## Provided material
______

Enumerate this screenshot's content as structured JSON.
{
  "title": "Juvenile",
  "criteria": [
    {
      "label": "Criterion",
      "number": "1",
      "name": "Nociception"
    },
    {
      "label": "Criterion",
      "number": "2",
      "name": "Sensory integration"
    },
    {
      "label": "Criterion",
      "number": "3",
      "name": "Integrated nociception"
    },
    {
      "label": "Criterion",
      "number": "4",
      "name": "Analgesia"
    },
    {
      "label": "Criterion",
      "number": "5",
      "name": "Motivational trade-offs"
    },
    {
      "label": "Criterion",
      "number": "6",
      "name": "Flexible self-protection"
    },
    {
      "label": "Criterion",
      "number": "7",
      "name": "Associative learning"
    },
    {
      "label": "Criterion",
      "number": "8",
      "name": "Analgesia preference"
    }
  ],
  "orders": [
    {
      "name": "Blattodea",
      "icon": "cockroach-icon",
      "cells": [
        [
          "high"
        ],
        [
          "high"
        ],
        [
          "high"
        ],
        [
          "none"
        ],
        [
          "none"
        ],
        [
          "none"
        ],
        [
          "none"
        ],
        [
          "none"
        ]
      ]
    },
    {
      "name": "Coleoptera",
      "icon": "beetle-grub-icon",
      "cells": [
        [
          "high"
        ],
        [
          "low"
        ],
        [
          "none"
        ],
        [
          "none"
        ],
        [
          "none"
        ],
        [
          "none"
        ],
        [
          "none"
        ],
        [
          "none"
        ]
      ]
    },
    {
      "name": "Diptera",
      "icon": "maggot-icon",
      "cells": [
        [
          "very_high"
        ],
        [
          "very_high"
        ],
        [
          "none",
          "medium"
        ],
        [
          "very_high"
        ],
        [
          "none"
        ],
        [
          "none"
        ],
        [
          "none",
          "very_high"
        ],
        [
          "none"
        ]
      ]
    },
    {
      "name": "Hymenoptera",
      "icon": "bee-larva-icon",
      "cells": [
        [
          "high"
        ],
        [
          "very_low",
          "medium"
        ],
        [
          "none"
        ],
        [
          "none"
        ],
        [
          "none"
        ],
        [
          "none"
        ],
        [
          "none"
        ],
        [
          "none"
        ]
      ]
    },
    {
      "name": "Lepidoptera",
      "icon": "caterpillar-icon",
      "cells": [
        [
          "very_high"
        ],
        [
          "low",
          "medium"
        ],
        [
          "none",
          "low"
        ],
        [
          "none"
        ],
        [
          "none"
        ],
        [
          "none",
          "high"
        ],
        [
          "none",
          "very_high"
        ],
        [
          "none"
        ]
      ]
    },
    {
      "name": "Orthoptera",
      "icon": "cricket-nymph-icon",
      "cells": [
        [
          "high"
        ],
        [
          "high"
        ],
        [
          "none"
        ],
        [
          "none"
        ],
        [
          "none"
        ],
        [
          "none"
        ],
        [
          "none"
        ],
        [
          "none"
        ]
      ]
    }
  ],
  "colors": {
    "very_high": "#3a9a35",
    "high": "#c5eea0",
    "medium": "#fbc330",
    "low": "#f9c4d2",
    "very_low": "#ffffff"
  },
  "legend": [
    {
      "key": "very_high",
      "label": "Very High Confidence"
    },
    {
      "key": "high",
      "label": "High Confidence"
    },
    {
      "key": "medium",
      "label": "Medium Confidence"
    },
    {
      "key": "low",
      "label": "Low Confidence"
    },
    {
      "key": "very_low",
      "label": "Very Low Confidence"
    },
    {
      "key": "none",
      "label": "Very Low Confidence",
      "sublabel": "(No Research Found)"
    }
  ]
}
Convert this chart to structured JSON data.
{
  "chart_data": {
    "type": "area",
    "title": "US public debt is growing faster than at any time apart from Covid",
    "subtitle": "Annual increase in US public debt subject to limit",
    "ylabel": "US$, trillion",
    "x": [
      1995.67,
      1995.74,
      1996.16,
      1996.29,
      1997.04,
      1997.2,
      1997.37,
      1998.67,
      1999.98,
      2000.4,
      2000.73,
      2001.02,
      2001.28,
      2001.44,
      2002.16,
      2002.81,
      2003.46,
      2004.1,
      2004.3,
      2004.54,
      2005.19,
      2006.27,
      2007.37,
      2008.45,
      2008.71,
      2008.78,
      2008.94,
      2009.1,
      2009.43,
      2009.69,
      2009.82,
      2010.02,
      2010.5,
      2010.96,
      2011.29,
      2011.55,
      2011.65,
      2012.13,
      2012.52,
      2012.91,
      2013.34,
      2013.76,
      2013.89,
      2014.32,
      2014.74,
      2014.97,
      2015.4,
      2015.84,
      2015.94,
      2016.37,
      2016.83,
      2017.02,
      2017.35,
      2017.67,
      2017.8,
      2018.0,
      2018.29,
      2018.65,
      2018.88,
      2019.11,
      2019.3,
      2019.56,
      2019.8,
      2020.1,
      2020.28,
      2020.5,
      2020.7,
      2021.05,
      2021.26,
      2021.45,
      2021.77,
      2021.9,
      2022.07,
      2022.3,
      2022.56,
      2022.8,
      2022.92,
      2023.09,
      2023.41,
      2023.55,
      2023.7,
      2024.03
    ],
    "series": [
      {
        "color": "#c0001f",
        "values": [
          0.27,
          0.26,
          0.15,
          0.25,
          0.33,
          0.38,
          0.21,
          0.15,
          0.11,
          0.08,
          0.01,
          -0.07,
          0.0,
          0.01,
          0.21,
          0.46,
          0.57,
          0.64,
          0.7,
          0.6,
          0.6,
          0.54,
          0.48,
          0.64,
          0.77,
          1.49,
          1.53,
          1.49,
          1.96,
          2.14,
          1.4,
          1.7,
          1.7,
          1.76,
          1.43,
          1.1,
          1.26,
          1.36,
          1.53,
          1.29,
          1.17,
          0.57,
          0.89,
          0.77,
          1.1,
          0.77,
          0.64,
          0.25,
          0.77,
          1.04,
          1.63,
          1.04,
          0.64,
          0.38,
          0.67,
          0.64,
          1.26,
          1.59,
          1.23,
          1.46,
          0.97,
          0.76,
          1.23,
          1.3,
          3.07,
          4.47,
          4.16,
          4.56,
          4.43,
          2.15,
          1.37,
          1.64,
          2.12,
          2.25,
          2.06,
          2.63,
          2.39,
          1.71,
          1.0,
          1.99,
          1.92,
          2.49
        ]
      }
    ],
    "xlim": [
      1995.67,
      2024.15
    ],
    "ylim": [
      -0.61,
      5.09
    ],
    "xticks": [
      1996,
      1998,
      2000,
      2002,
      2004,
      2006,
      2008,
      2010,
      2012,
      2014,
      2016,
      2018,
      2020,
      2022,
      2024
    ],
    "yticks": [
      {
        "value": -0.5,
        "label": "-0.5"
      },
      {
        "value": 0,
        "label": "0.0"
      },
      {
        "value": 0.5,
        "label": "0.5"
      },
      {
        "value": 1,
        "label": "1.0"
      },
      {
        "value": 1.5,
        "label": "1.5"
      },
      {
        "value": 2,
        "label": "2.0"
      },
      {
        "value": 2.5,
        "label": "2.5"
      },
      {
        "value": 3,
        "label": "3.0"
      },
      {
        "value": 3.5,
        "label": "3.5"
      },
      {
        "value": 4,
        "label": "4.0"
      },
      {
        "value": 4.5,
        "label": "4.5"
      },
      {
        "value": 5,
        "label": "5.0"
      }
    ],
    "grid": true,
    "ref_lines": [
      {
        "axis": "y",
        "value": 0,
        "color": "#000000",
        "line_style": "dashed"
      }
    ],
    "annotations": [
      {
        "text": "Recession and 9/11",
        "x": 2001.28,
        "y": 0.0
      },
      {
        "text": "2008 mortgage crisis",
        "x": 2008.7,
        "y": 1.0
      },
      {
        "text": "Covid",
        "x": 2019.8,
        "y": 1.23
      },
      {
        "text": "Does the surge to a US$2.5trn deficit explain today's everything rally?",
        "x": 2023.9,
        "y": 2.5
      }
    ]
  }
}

______

## What you will do
Each line of the material above must be retyped precisely.

## Response
Enumerate this screenshot's content as structured JSON.
{
  "title": "Juvenile",
  "criteria": [
    {
      "label": "Criterion",
      "number": "1",
      "name": "Nociception"
    },
    {
      "label": "Criterion",
      "number": "2",
      "name": "Sensory integration"
    },
    {
      "label": "Criterion",
      "number": "3",
      "name": "Integrated nociception"
    },
    {
      "label": "Criterion",
      "number": "4",
      "name": "Analgesia"
    },
    {
      "label": "Criterion",
      "number": "5",
      "name": "Motivational trade-offs"
    },
    {
      "label": "Criterion",
      "number": "6",
      "name": "Flexible self-protection"
    },
    {
      "label": "Criterion",
      "number": "7",
      "name": "Associative learning"
    },
    {
      "label": "Criterion",
      "number": "8",
      "name": "Analgesia preference"
    }
  ],
  "orders": [
    {
      "name": "Blattodea",
      "icon": "cockroach-icon",
      "cells": [
        [
          "high"
        ],
        [
          "high"
        ],
        [
          "high"
        ],
        [
          "none"
        ],
        [
          "none"
        ],
        [
          "none"
        ],
        [
          "none"
        ],
        [
          "none"
        ]
      ]
    },
    {
      "name": "Coleoptera",
      "icon": "beetle-grub-icon",
      "cells": [
        [
          "high"
        ],
        [
          "low"
        ],
        [
          "none"
        ],
        [
          "none"
        ],
        [
          "none"
        ],
        [
          "none"
        ],
        [
          "none"
        ],
        [
          "none"
        ]
      ]
    },
    {
      "name": "Diptera",
      "icon": "maggot-icon",
      "cells": [
        [
          "very_high"
        ],
        [
          "very_high"
        ],
        [
          "none",
          "medium"
        ],
        [
          "very_high"
        ],
        [
          "none"
        ],
        [
          "none"
        ],
        [
          "none",
          "very_high"
        ],
        [
          "none"
        ]
      ]
    },
    {
      "name": "Hymenoptera",
      "icon": "bee-larva-icon",
      "cells": [
        [
          "high"
        ],
        [
          "very_low",
          "medium"
        ],
        [
          "none"
        ],
        [
          "none"
        ],
        [
          "none"
        ],
        [
          "none"
        ],
        [
          "none"
        ],
        [
          "none"
        ]
      ]
    },
    {
      "name": "Lepidoptera",
      "icon": "caterpillar-icon",
      "cells": [
        [
          "very_high"
        ],
        [
          "low",
          "medium"
        ],
        [
          "none",
          "low"
        ],
        [
          "none"
        ],
        [
          "none"
        ],
        [
          "none",
          "high"
        ],
        [
          "none",
          "very_high"
        ],
        [
          "none"
        ]
      ]
    },
    {
      "name": "Orthoptera",
      "icon": "cricket-nymph-icon",
      "cells": [
        [
          "high"
        ],
        [
          "high"
        ],
        [
          "none"
        ],
        [
          "none"
        ],
        [
          "none"
        ],
        [
          "none"
        ],
        [
          "none"
        ],
        [
          "none"
        ]
      ]
    }
  ],
  "colors": {
    "very_high": "#3a9a35",
    "high": "#c5eea0",
    "medium": "#fbc330",
    "low": "#f9c4d2",
    "very_low": "#ffffff"
  },
  "legend": [
    {
      "key": "very_high",
      "label": "Very High Confidence"
    },
    {
      "key": "high",
      "label": "High Confidence"
    },
    {
      "key": "medium",
      "label": "Medium Confidence"
    },
    {
      "key": "low",
      "label": "Low Confidence"
    },
    {
      "key": "very_low",
      "label": "Very Low Confidence"
    },
    {
      "key": "none",
      "label": "Very Low Confidence",
      "sublabel": "(No Research Found)"
    }
  ]
}
Convert this chart to structured JSON data.
{
  "chart_data": {
    "type": "area",
    "title": "US public debt is growing faster than at any time apart from Covid",
    "subtitle": "Annual increase in US public debt subject to limit",
    "ylabel": "US$, trillion",
    "x": [
      1995.67,
      1995.74,
      1996.16,
      1996.29,
      1997.04,
      1997.2,
      1997.37,
      1998.67,
      1999.98,
      2000.4,
      2000.73,
      2001.02,
      2001.28,
      2001.44,
      2002.16,
      2002.81,
      2003.46,
      2004.1,
      2004.3,
      2004.54,
      2005.19,
      2006.27,
      2007.37,
      2008.45,
      2008.71,
      2008.78,
      2008.94,
      2009.1,
      2009.43,
      2009.69,
      2009.82,
      2010.02,
      2010.5,
      2010.96,
      2011.29,
      2011.55,
      2011.65,
      2012.13,
      2012.52,
      2012.91,
      2013.34,
      2013.76,
      2013.89,
      2014.32,
      2014.74,
      2014.97,
      2015.4,
      2015.84,
      2015.94,
      2016.37,
      2016.83,
      2017.02,
      2017.35,
      2017.67,
      2017.8,
      2018.0,
      2018.29,
      2018.65,
      2018.88,
      2019.11,
      2019.3,
      2019.56,
      2019.8,
      2020.1,
      2020.28,
      2020.5,
      2020.7,
      2021.05,
      2021.26,
      2021.45,
      2021.77,
      2021.9,
      2022.07,
      2022.3,
      2022.56,
      2022.8,
      2022.92,
      2023.09,
      2023.41,
      2023.55,
      2023.7,
      2024.03
    ],
    "series": [
      {
        "color": "#c0001f",
        "values": [
          0.27,
          0.26,
          0.15,
          0.25,
          0.33,
          0.38,
          0.21,
          0.15,
          0.11,
          0.08,
          0.01,
          -0.07,
          0.0,
          0.01,
          0.21,
          0.46,
          0.57,
          0.64,
          0.7,
          0.6,
          0.6,
          0.54,
          0.48,
          0.64,
          0.77,
          1.49,
          1.53,
          1.49,
          1.96,
          2.14,
          1.4,
          1.7,
          1.7,
          1.76,
          1.43,
          1.1,
          1.26,
          1.36,
          1.53,
          1.29,
          1.17,
          0.57,
          0.89,
          0.77,
          1.1,
          0.77,
          0.64,
          0.25,
          0.77,
          1.04,
          1.63,
          1.04,
          0.64,
          0.38,
          0.67,
          0.64,
          1.26,
          1.59,
          1.23,
          1.46,
          0.97,
          0.76,
          1.23,
          1.3,
          3.07,
          4.47,
          4.16,
          4.56,
          4.43,
          2.15,
          1.37,
          1.64,
          2.12,
          2.25,
          2.06,
          2.63,
          2.39,
          1.71,
          1.0,
          1.99,
          1.92,
          2.49
        ]
      }
    ],
    "xlim": [
      1995.67,
      2024.15
    ],
    "ylim": [
      -0.61,
      5.09
    ],
    "xticks": [
      1996,
      1998,
      2000,
      2002,
      2004,
      2006,
      2008,
      2010,
      2012,
      2014,
      2016,
      2018,
      2020,
      2022,
      2024
    ],
    "yticks": [
      {
        "value": -0.5,
        "label": "-0.5"
      },
      {
        "value": 0,
        "label": "0.0"
      },
      {
        "value": 0.5,
        "label": "0.5"
      },
      {
        "value": 1,
        "label": "1.0"
      },
      {
        "value": 1.5,
        "label": "1.5"
      },
      {
        "value": 2,
        "label": "2.0"
      },
      {
        "value": 2.5,
        "label": "2.5"
      },
      {
        "value": 3,
        "label": "3.0"
      },
      {
        "value": 3.5,
        "label": "3.5"
      },
      {
        "value": 4,
        "label": "4.0"
      },
      {
        "value": 4.5,
        "label": "4.5"
      },
      {
        "value": 5,
        "label": "5.0"
      }
    ],
    "grid": true,
    "ref_lines": [
      {
        "axis": "y",
        "value": 0,
        "color": "#000000",
        "line_style": "dashed"
      }
    ],
    "annotations": [
      {
        "text": "Recession and 9/11",
        "x": 2001.28,
        "y": 0.0
      },
      {
        "text": "2008 mortgage crisis",
        "x": 2008.7,
        "y": 1.0
      },
      {
        "text": "Covid",
        "x": 2019.8,
        "y": 1.23
      },
      {
        "text": "Does the surge to a US$2.5trn deficit explain today's everything rally?",
        "x": 2023.9,
        "y": 2.5
      }
    ]
  }
}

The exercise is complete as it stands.